### Work to do
From the entries below, extract every line that includes the word "color".

--- START ---

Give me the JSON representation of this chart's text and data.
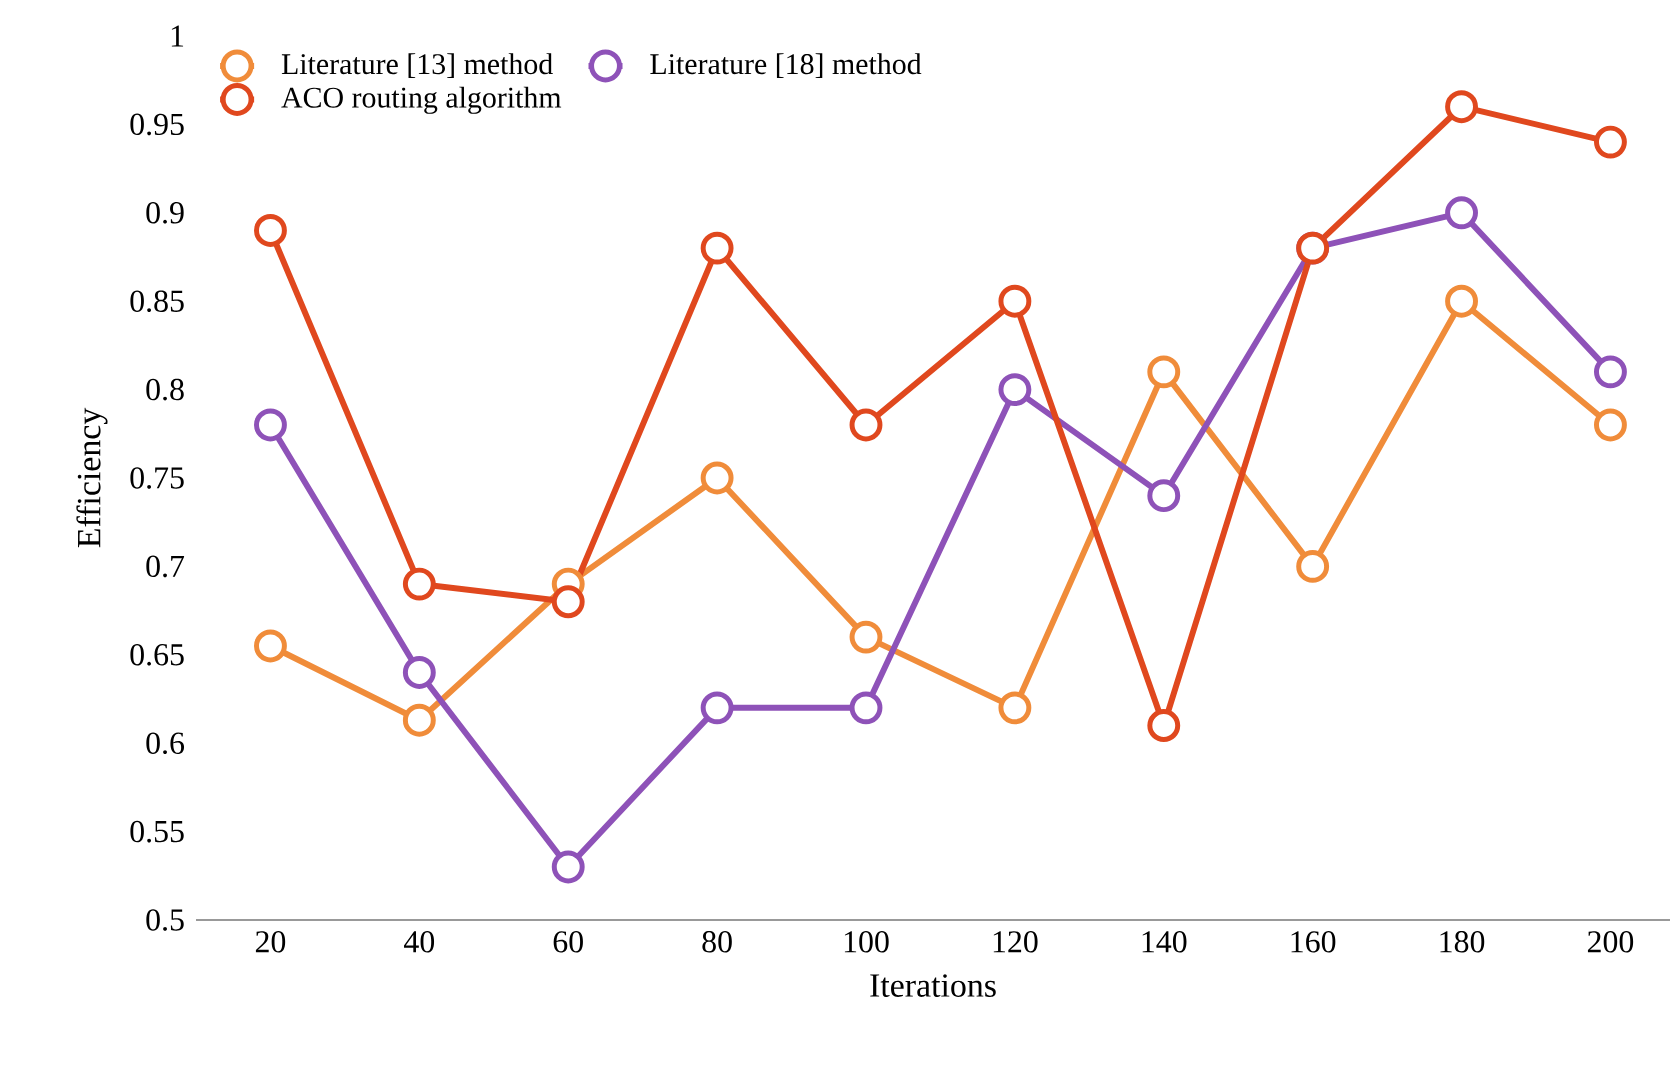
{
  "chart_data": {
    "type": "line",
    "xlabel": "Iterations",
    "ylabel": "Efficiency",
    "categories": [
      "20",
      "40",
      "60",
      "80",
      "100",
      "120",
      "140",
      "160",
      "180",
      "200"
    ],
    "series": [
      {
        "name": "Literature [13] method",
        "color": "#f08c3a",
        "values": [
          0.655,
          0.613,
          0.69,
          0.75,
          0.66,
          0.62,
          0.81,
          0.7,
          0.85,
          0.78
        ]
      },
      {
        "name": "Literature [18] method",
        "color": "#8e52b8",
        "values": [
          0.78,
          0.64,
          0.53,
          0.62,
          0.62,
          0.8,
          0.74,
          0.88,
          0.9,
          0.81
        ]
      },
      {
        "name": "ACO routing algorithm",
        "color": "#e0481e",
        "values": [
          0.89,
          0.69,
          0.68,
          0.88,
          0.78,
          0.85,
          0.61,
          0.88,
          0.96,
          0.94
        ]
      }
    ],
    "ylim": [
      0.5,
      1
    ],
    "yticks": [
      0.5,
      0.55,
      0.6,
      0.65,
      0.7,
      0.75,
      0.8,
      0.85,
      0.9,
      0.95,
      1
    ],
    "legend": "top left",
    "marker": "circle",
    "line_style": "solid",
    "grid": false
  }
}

--- END ---

### Answer to the problem
        "color": "#f08c3a",
        "color": "#8e52b8",
        "color": "#e0481e",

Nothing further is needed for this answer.